_The problem_. Each entry below is to be copied verbatim.

Records from a dataset

_ _ _ _

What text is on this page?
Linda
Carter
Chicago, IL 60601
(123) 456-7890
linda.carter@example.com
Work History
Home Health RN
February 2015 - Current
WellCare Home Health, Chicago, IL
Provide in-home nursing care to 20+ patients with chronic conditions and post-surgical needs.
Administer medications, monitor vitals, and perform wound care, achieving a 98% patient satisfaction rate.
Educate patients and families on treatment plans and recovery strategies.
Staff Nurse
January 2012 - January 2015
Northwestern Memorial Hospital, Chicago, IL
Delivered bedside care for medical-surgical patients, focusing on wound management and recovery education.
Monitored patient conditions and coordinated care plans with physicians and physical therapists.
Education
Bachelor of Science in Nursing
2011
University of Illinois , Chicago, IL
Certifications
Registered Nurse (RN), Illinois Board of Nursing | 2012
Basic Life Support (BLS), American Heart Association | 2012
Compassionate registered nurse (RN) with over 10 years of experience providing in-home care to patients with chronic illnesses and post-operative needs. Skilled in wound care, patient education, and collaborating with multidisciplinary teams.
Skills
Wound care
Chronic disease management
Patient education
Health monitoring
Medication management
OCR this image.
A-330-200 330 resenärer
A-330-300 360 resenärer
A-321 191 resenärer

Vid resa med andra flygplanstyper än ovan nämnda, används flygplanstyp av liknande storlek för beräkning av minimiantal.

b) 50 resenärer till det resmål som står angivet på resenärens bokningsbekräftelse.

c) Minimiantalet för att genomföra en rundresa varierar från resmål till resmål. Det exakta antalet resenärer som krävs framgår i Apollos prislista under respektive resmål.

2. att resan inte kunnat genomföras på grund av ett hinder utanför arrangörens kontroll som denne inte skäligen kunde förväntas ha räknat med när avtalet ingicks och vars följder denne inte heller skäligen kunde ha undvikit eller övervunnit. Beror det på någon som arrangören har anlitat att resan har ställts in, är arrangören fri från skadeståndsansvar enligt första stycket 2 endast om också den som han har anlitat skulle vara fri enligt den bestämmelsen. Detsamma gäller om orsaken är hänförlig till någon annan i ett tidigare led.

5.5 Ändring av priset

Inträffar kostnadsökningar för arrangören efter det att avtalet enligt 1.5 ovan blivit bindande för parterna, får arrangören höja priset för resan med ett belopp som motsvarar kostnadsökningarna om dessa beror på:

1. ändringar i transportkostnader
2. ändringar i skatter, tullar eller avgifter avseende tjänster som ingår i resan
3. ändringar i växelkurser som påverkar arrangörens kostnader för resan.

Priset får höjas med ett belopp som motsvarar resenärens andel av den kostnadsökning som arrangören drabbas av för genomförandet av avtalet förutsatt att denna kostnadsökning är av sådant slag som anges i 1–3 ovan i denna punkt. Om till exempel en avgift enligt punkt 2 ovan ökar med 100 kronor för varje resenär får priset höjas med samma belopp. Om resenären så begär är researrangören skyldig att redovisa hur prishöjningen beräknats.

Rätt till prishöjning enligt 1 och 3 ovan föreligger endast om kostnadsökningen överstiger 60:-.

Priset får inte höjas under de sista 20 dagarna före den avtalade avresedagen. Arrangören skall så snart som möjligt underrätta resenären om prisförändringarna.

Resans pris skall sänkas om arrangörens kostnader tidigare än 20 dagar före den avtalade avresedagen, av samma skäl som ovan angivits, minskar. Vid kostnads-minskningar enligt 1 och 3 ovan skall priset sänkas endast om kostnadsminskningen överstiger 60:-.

_ _ _ _

_Answer_.
What text is on this page?
Linda
Carter
Chicago, IL 60601
(123) 456-7890
linda.carter@example.com
Work History
Home Health RN
February 2015 - Current
WellCare Home Health, Chicago, IL
Provide in-home nursing care to 20+ patients with chronic conditions and post-surgical needs.
Administer medications, monitor vitals, and perform wound care, achieving a 98% patient satisfaction rate.
Educate patients and families on treatment plans and recovery strategies.
Staff Nurse
January 2012 - January 2015
Northwestern Memorial Hospital, Chicago, IL
Delivered bedside care for medical-surgical patients, focusing on wound management and recovery education.
Monitored patient conditions and coordinated care plans with physicians and physical therapists.
Education
Bachelor of Science in Nursing
2011
University of Illinois , Chicago, IL
Certifications
Registered Nurse (RN), Illinois Board of Nursing | 2012
Basic Life Support (BLS), American Heart Association | 2012
Compassionate registered nurse (RN) with over 10 years of experience providing in-home care to patients with chronic illnesses and post-operative needs. Skilled in wound care, patient education, and collaborating with multidisciplinary teams.
Skills
Wound care
Chronic disease management
Patient education
Health monitoring
Medication management
OCR this image.
A-330-200 330 resenärer
A-330-300 360 resenärer
A-321 191 resenärer

Vid resa med andra flygplanstyper än ovan nämnda, används flygplanstyp av liknande storlek för beräkning av minimiantal.

b) 50 resenärer till det resmål som står angivet på resenärens bokningsbekräftelse.

c) Minimiantalet för att genomföra en rundresa varierar från resmål till resmål. Det exakta antalet resenärer som krävs framgår i Apollos prislista under respektive resmål.

2. att resan inte kunnat genomföras på grund av ett hinder utanför arrangörens kontroll som denne inte skäligen kunde förväntas ha räknat med när avtalet ingicks och vars följder denne inte heller skäligen kunde ha undvikit eller övervunnit. Beror det på någon som arrangören har anlitat att resan har ställts in, är arrangören fri från skadeståndsansvar enligt första stycket 2 endast om också den som han har anlitat skulle vara fri enligt den bestämmelsen. Detsamma gäller om orsaken är hänförlig till någon annan i ett tidigare led.

5.5 Ändring av priset

Inträffar kostnadsökningar för arrangören efter det att avtalet enligt 1.5 ovan blivit bindande för parterna, får arrangören höja priset för resan med ett belopp som motsvarar kostnadsökningarna om dessa beror på:

1. ändringar i transportkostnader
2. ändringar i skatter, tullar eller avgifter avseende tjänster som ingår i resan
3. ändringar i växelkurser som påverkar arrangörens kostnader för resan.

Priset får höjas med ett belopp som motsvarar resenärens andel av den kostnadsökning som arrangören drabbas av för genomförandet av avtalet förutsatt att denna kostnadsökning är av sådant slag som anges i 1–3 ovan i denna punkt. Om till exempel en avgift enligt punkt 2 ovan ökar med 100 kronor för varje resenär får priset höjas med samma belopp. Om resenären så begär är researrangören skyldig att redovisa hur prishöjningen beräknats.

Rätt till prishöjning enligt 1 och 3 ovan föreligger endast om kostnadsökningen överstiger 60:-.

Priset får inte höjas under de sista 20 dagarna före den avtalade avresedagen. Arrangören skall så snart som möjligt underrätta resenären om prisförändringarna.

Resans pris skall sänkas om arrangörens kostnader tidigare än 20 dagar före den avtalade avresedagen, av samma skäl som ovan angivits, minskar. Vid kostnads-minskningar enligt 1 och 3 ovan skall priset sänkas endast om kostnadsminskningen överstiger 60:-.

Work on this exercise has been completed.